* _Task goal_: Give back the records below exactly, every one, with no pictures.
(begin)
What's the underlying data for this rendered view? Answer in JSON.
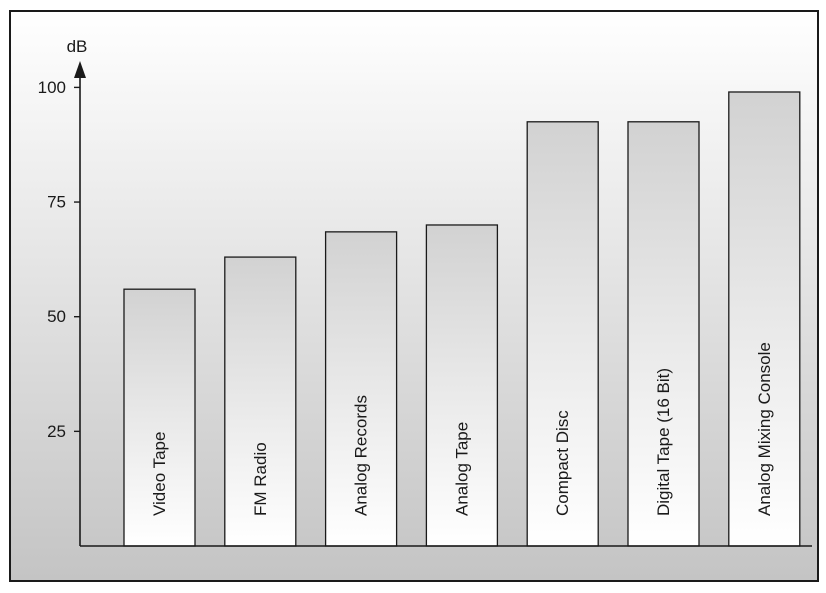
{
  "chart_data": {
    "type": "bar",
    "title": "",
    "xlabel": "",
    "ylabel": "dB",
    "categories": [
      "Video Tape",
      "FM Radio",
      "Analog Records",
      "Analog Tape",
      "Compact Disc",
      "Digital Tape (16 Bit)",
      "Analog Mixing Console"
    ],
    "values": [
      56,
      63,
      68.5,
      70,
      92.5,
      92.5,
      99
    ],
    "ylim": [
      0,
      110
    ],
    "yticks": [
      25,
      50,
      75,
      100
    ],
    "grid": false,
    "legend": "none"
  },
  "colors": {
    "background_top": "#ffffff",
    "background_bottom": "#c4c4c4",
    "border": "#1a1a1a",
    "bar_stroke": "#1a1a1a",
    "bar_fill_top": "#d2d2d2",
    "bar_fill_bottom": "#ffffff"
  }
}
(end)
* _Output of the exercise_:
What's the underlying data for this rendered view? Answer in JSON.
{
  "chart_data": {
    "type": "bar",
    "title": "",
    "xlabel": "",
    "ylabel": "dB",
    "categories": [
      "Video Tape",
      "FM Radio",
      "Analog Records",
      "Analog Tape",
      "Compact Disc",
      "Digital Tape (16 Bit)",
      "Analog Mixing Console"
    ],
    "values": [
      56,
      63,
      68.5,
      70,
      92.5,
      92.5,
      99
    ],
    "ylim": [
      0,
      110
    ],
    "yticks": [
      25,
      50,
      75,
      100
    ],
    "grid": false,
    "legend": "none"
  },
  "colors": {
    "background_top": "#ffffff",
    "background_bottom": "#c4c4c4",
    "border": "#1a1a1a",
    "bar_stroke": "#1a1a1a",
    "bar_fill_top": "#d2d2d2",
    "bar_fill_bottom": "#ffffff"
  }
}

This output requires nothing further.